Excerpts from a figure dataset
═══

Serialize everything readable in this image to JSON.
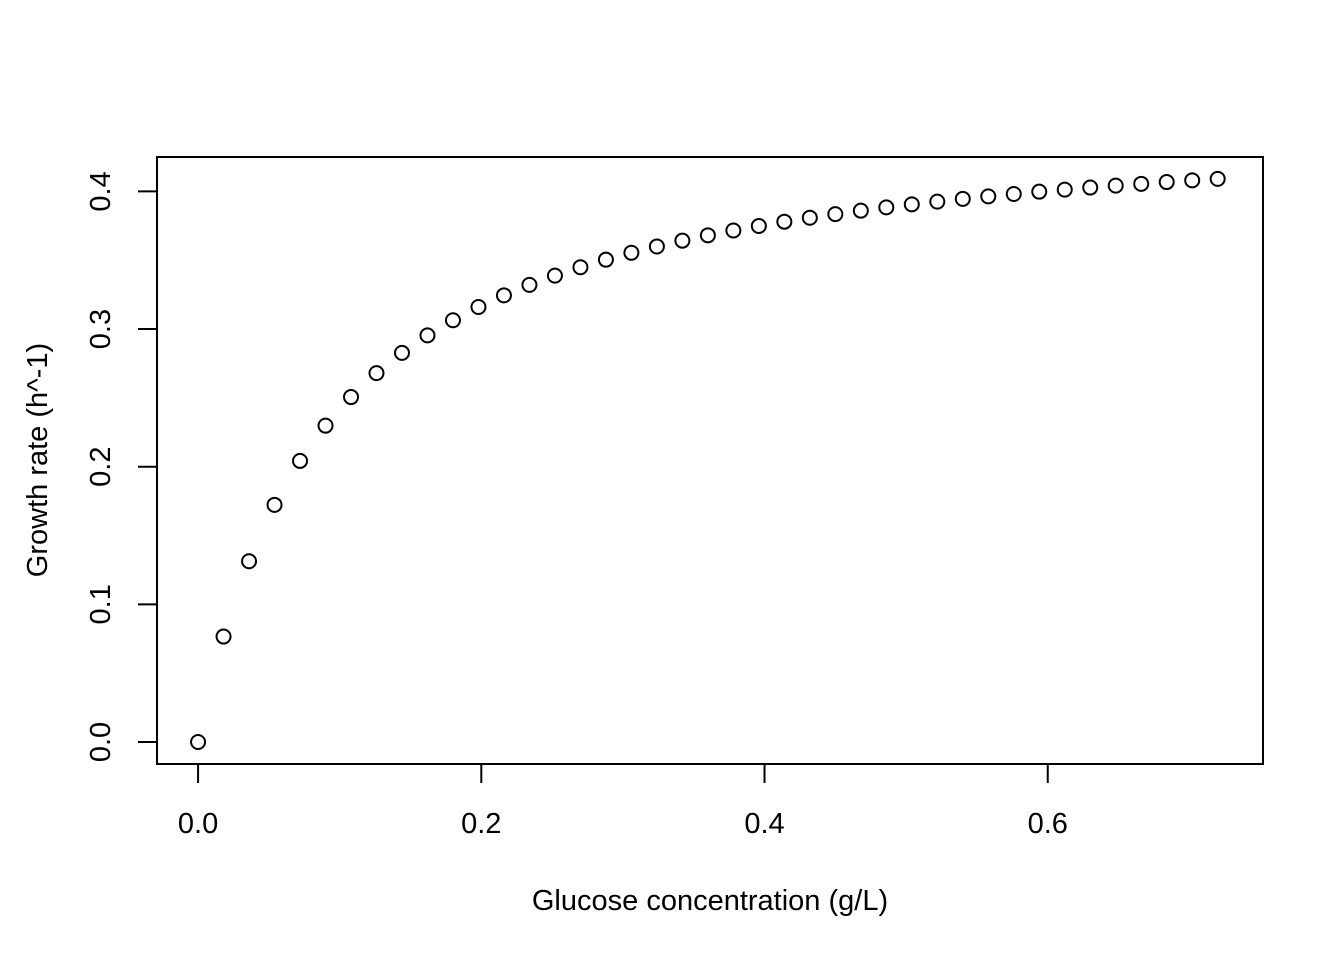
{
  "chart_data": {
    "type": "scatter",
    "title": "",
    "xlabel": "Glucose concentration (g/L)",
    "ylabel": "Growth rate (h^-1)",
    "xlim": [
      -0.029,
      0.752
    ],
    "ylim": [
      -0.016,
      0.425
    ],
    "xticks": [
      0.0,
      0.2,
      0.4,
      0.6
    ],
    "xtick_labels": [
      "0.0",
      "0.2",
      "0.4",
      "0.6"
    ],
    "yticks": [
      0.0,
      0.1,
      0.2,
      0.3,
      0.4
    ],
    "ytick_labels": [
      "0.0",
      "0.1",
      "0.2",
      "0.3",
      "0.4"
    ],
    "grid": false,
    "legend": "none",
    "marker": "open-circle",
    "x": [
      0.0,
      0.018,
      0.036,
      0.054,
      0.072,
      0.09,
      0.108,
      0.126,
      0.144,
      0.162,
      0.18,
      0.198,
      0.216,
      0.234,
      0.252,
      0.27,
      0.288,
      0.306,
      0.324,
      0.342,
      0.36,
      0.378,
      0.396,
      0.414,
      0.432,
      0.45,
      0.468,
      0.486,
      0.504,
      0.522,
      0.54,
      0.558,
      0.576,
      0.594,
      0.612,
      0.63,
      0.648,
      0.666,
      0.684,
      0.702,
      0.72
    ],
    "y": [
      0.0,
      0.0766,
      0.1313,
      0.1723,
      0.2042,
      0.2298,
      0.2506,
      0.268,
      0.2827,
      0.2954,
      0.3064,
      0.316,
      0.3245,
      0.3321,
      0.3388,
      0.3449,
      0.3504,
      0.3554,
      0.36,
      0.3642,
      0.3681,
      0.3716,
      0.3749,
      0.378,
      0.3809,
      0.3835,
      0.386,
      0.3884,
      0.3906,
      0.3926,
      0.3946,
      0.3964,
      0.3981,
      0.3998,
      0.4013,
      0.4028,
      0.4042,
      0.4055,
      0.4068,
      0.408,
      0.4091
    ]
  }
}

═══

Exercise objective »
Copy out the records above in full, exactly as written, but not the pictures.

Task answer »
Serialize everything readable in this image to JSON.
{
  "chart_data": {
    "type": "scatter",
    "title": "",
    "xlabel": "Glucose concentration (g/L)",
    "ylabel": "Growth rate (h^-1)",
    "xlim": [
      -0.029,
      0.752
    ],
    "ylim": [
      -0.016,
      0.425
    ],
    "xticks": [
      0.0,
      0.2,
      0.4,
      0.6
    ],
    "xtick_labels": [
      "0.0",
      "0.2",
      "0.4",
      "0.6"
    ],
    "yticks": [
      0.0,
      0.1,
      0.2,
      0.3,
      0.4
    ],
    "ytick_labels": [
      "0.0",
      "0.1",
      "0.2",
      "0.3",
      "0.4"
    ],
    "grid": false,
    "legend": "none",
    "marker": "open-circle",
    "x": [
      0.0,
      0.018,
      0.036,
      0.054,
      0.072,
      0.09,
      0.108,
      0.126,
      0.144,
      0.162,
      0.18,
      0.198,
      0.216,
      0.234,
      0.252,
      0.27,
      0.288,
      0.306,
      0.324,
      0.342,
      0.36,
      0.378,
      0.396,
      0.414,
      0.432,
      0.45,
      0.468,
      0.486,
      0.504,
      0.522,
      0.54,
      0.558,
      0.576,
      0.594,
      0.612,
      0.63,
      0.648,
      0.666,
      0.684,
      0.702,
      0.72
    ],
    "y": [
      0.0,
      0.0766,
      0.1313,
      0.1723,
      0.2042,
      0.2298,
      0.2506,
      0.268,
      0.2827,
      0.2954,
      0.3064,
      0.316,
      0.3245,
      0.3321,
      0.3388,
      0.3449,
      0.3504,
      0.3554,
      0.36,
      0.3642,
      0.3681,
      0.3716,
      0.3749,
      0.378,
      0.3809,
      0.3835,
      0.386,
      0.3884,
      0.3906,
      0.3926,
      0.3946,
      0.3964,
      0.3981,
      0.3998,
      0.4013,
      0.4028,
      0.4042,
      0.4055,
      0.4068,
      0.408,
      0.4091
    ]
  }
}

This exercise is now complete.